++++ AVAILABLE RECORDS ++++

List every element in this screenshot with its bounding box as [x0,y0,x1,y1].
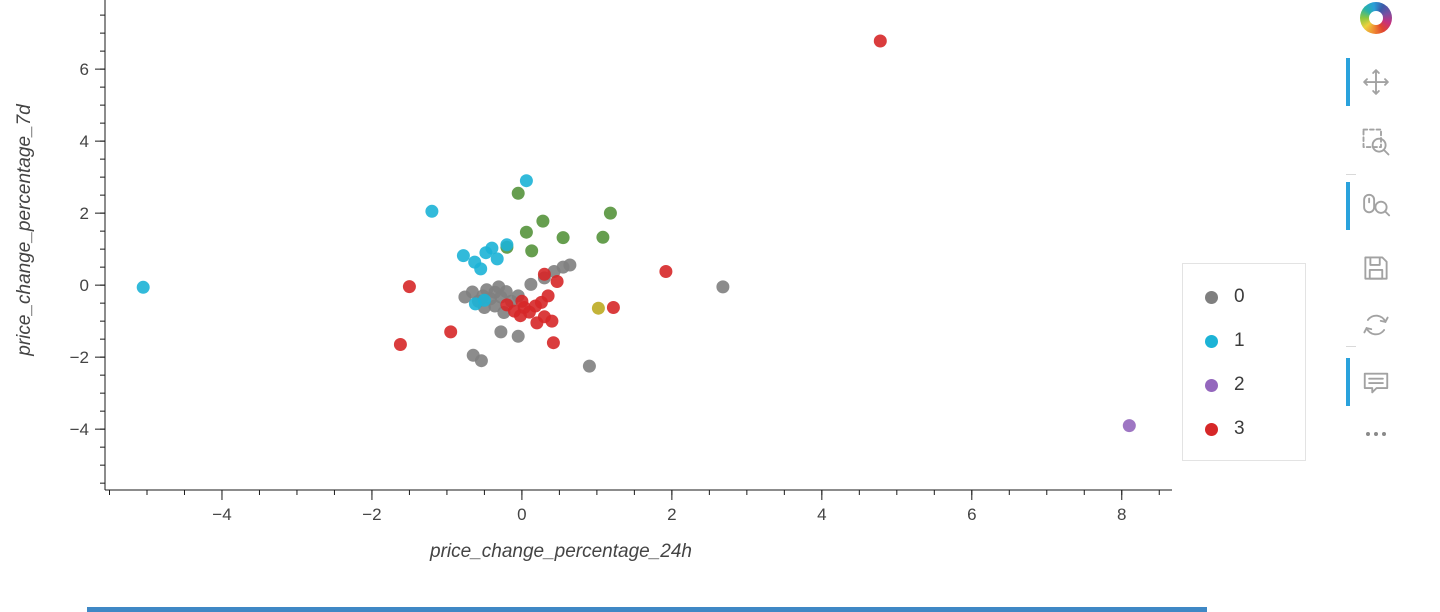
active-tool-indicator [1346,358,1350,406]
save-tool-button[interactable] [1358,250,1394,286]
legend-label: 1 [1234,330,1245,351]
data-point-cluster-0[interactable] [511,329,525,343]
wheel-zoom-tool-button[interactable] [1358,188,1394,224]
reset-tool-button[interactable] [1358,307,1394,343]
data-point-cluster-0[interactable] [465,285,479,299]
legend-label: 0 [1234,286,1245,307]
x-tick-label: 4 [817,505,826,524]
data-point-cluster-green[interactable] [596,230,610,244]
data-point-cluster-3[interactable] [606,301,620,314]
data-point-cluster-green[interactable] [511,186,525,200]
data-points [136,34,1136,433]
legend-entry-cluster-1[interactable]: 1 [1205,319,1305,363]
data-point-cluster-0[interactable] [494,325,508,339]
legend-entry-cluster-3[interactable]: 3 [1205,407,1305,451]
data-point-cluster-green[interactable] [603,206,617,220]
data-point-cluster-3[interactable] [550,275,564,288]
pan-tool-button[interactable] [1358,64,1394,100]
data-point-cluster-1[interactable] [425,204,439,218]
data-point-cluster-0[interactable] [716,280,730,294]
save-icon [1364,256,1388,280]
y-tick-label: 4 [80,132,89,151]
x-tick-label: 8 [1117,505,1126,524]
data-point-cluster-1[interactable] [136,280,150,294]
legend-swatch-cluster-3 [1205,422,1218,436]
box-zoom-tool-button[interactable] [1358,124,1394,160]
wheel-zoom-icon [1363,193,1391,217]
data-point-cluster-green[interactable] [536,214,550,228]
x-tick-label: 6 [967,505,976,524]
x-axis-label: price_change_percentage_24h [430,541,692,562]
data-point-cluster-0[interactable] [524,277,538,291]
legend-entry-cluster-2[interactable]: 2 [1205,363,1305,407]
data-point-cluster-1[interactable] [485,241,499,255]
data-point-cluster-2[interactable] [1122,419,1136,433]
scatter-plot-canvas[interactable]: −4 −2 0 2 4 6 8 −4 −2 0 2 4 6 [0,0,1340,612]
data-point-cluster-3[interactable] [530,316,544,330]
y-axis-label: price_change_percentage_7d [14,104,35,356]
data-point-cluster-3[interactable] [545,314,559,328]
legend-label: 2 [1234,374,1245,395]
data-point-cluster-3[interactable] [515,294,529,308]
legend-entry-cluster-0[interactable]: 0 [1205,275,1305,319]
data-point-cluster-0[interactable] [488,299,502,313]
y-tick-label: 2 [80,204,89,223]
data-point-cluster-3[interactable] [873,34,887,48]
data-point-cluster-3[interactable] [444,325,458,339]
y-tick-label: −2 [70,348,89,367]
x-tick-label: 2 [667,505,676,524]
active-tool-indicator [1346,182,1350,230]
legend-label: 3 [1234,418,1245,439]
data-point-cluster-0[interactable] [563,258,577,272]
data-point-cluster-green[interactable] [525,244,539,258]
bokeh-logo-icon[interactable] [1360,2,1392,34]
data-point-cluster-1[interactable] [456,249,470,263]
x-tick-label: 0 [517,505,526,524]
hover-tool-button[interactable] [1358,365,1394,401]
data-point-cluster-1[interactable] [468,297,482,311]
bottom-blue-bar [87,607,1207,612]
data-point-cluster-1[interactable] [490,252,504,266]
y-tick-label: −4 [70,420,89,439]
data-point-cluster-0[interactable] [582,359,596,373]
data-point-cluster-3[interactable] [537,267,551,281]
hover-icon [1363,372,1389,394]
data-point-cluster-0[interactable] [499,285,513,299]
axes [95,0,1172,500]
data-point-cluster-olive[interactable] [591,301,605,315]
reset-icon [1363,314,1389,336]
toolbar-divider [1346,346,1356,347]
legend-swatch-cluster-0 [1205,290,1218,304]
data-point-cluster-green[interactable] [519,225,533,239]
x-tick-label: −2 [362,505,381,524]
data-point-cluster-1[interactable] [519,174,533,188]
tick-labels: −4 −2 0 2 4 6 8 −4 −2 0 2 4 6 [70,60,1127,524]
bokeh-toolbar [1346,0,1410,470]
legend: 0 1 2 3 [1182,263,1306,461]
legend-swatch-cluster-2 [1205,378,1218,392]
data-point-cluster-3[interactable] [402,280,416,294]
data-point-cluster-3[interactable] [393,338,407,351]
legend-swatch-cluster-1 [1205,334,1218,348]
data-point-cluster-3[interactable] [546,336,560,350]
data-point-cluster-1[interactable] [474,262,488,276]
data-point-cluster-1[interactable] [500,238,514,252]
x-tick-label: −4 [212,505,231,524]
more-tools-icon[interactable] [1358,424,1394,444]
pan-icon [1363,69,1389,95]
data-point-cluster-0[interactable] [474,354,488,368]
y-tick-label: 0 [80,276,89,295]
active-tool-indicator [1346,58,1350,106]
box-zoom-icon [1362,128,1390,156]
data-point-cluster-green[interactable] [556,231,570,245]
toolbar-divider [1346,174,1356,175]
y-tick-label: 6 [80,60,89,79]
data-point-cluster-3[interactable] [541,289,555,303]
data-point-cluster-3[interactable] [659,265,673,278]
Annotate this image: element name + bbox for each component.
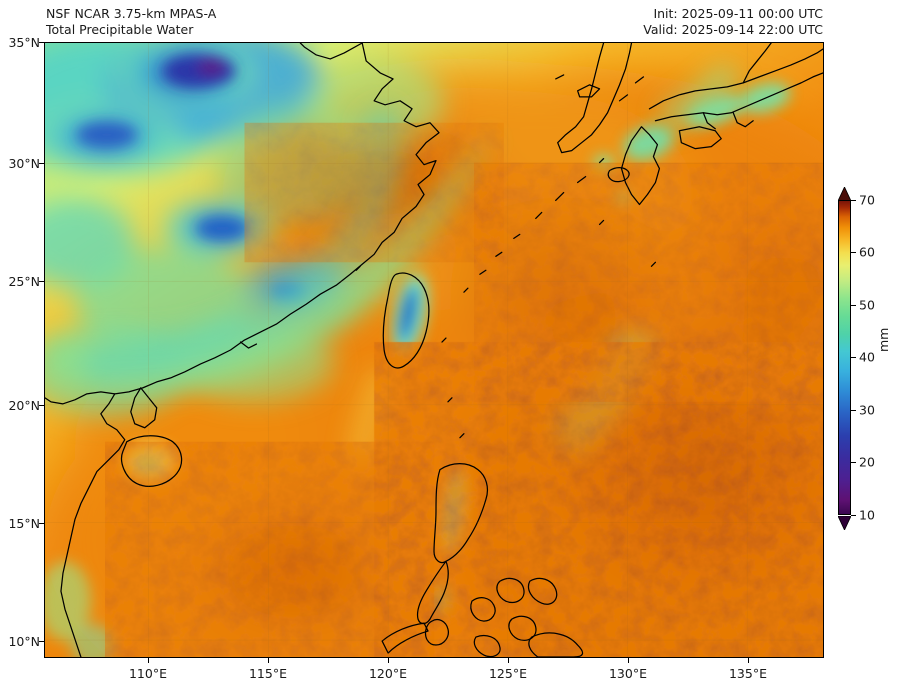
xtick-label-130E: 130°E — [608, 666, 647, 681]
tpw-field — [45, 43, 823, 657]
convective-cell-speckle — [104, 122, 823, 657]
colorbar-label-40: 40 — [859, 349, 875, 365]
ytick-label-35N: 35°N — [8, 35, 40, 50]
colorbar-tick — [851, 305, 856, 306]
colorbar-tick — [851, 252, 856, 253]
xtick-label-115E: 115°E — [248, 666, 287, 681]
ytick-mark — [39, 42, 44, 43]
time-stamps: Init: 2025-09-11 00:00 UTC Valid: 2025-0… — [643, 6, 823, 38]
colorbar-tick — [851, 410, 856, 411]
colorbar-unit-label: mm — [876, 327, 891, 352]
ytick-label-15N: 15°N — [8, 516, 40, 531]
graticule — [45, 43, 823, 657]
colorbar-tick — [851, 200, 856, 201]
colorbar-tick — [851, 462, 856, 463]
xtick-label-125E: 125°E — [488, 666, 527, 681]
colorbar-max-arrow — [837, 186, 852, 202]
colorbar-label-50: 50 — [859, 297, 875, 313]
colorbar-label-60: 60 — [859, 244, 875, 260]
ytick-mark — [39, 641, 44, 642]
valid-time: Valid: 2025-09-14 22:00 UTC — [643, 22, 823, 37]
ytick-label-30N: 30°N — [8, 156, 40, 171]
ytick-mark — [39, 163, 44, 164]
ytick-mark — [39, 405, 44, 406]
colorbar-label-30: 30 — [859, 402, 875, 418]
xtick-mark — [268, 658, 269, 663]
ytick-mark — [39, 281, 44, 282]
tpw-map-panel — [44, 42, 824, 658]
colorbar-label-20: 20 — [859, 454, 875, 470]
xtick-mark — [508, 658, 509, 663]
colorbar-tick — [851, 357, 856, 358]
model-name: NSF NCAR 3.75-km MPAS-A — [46, 6, 217, 21]
xtick-label-120E: 120°E — [368, 666, 407, 681]
ytick-mark — [39, 523, 44, 524]
colorbar-label-70: 70 — [859, 192, 875, 208]
colorbar — [838, 200, 851, 515]
coastlines — [45, 43, 823, 657]
colorbar-label-10: 10 — [859, 507, 875, 523]
colorbar-tick — [851, 515, 856, 516]
xtick-mark — [388, 658, 389, 663]
init-time: Init: 2025-09-11 00:00 UTC — [653, 6, 823, 21]
xtick-label-110E: 110°E — [128, 666, 167, 681]
xtick-label-135E: 135°E — [728, 666, 767, 681]
ytick-label-25N: 25°N — [8, 274, 40, 289]
model-title: NSF NCAR 3.75-km MPAS-A Total Precipitab… — [46, 6, 216, 38]
taiwan-dry-core — [391, 273, 429, 356]
xtick-mark — [748, 658, 749, 663]
xtick-mark — [148, 658, 149, 663]
ytick-label-20N: 20°N — [8, 398, 40, 413]
colorbar-min-arrow — [837, 515, 852, 531]
field-name: Total Precipitable Water — [46, 22, 194, 37]
xtick-mark — [628, 658, 629, 663]
ytick-label-10N: 10°N — [8, 634, 40, 649]
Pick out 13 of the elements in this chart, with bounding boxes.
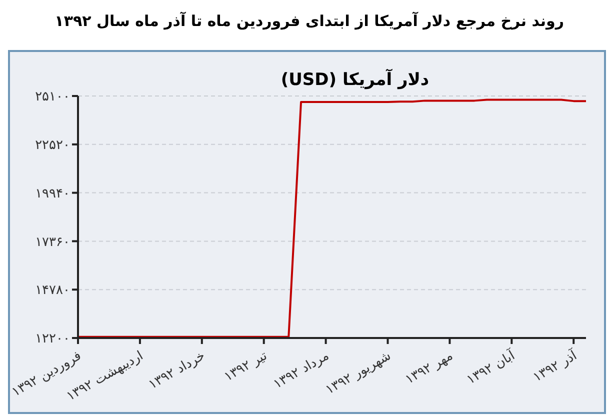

++++

BRIEF:
Turn the part of the entries that opens with the line containing "active-tool-indicator [1346,358,1350,406]" and closes with the line containing "data-point-cluster-0[interactable] [465,285,479,299]" into a JSON list of strings, one string per line, with both of those lines included.

SOLUTION FOR THIS TASK:
[
  "active-tool-indicator [1346,358,1350,406]",
  "save-tool-button[interactable] [1358,250,1394,286]",
  "legend-label: 1 [1234,330,1245,351]",
  "data-point-cluster-0[interactable] [511,329,525,343]",
  "wheel-zoom-tool-button[interactable] [1358,188,1394,224]",
  "reset-tool-button[interactable] [1358,307,1394,343]",
  "data-point-cluster-0[interactable] [465,285,479,299]"
]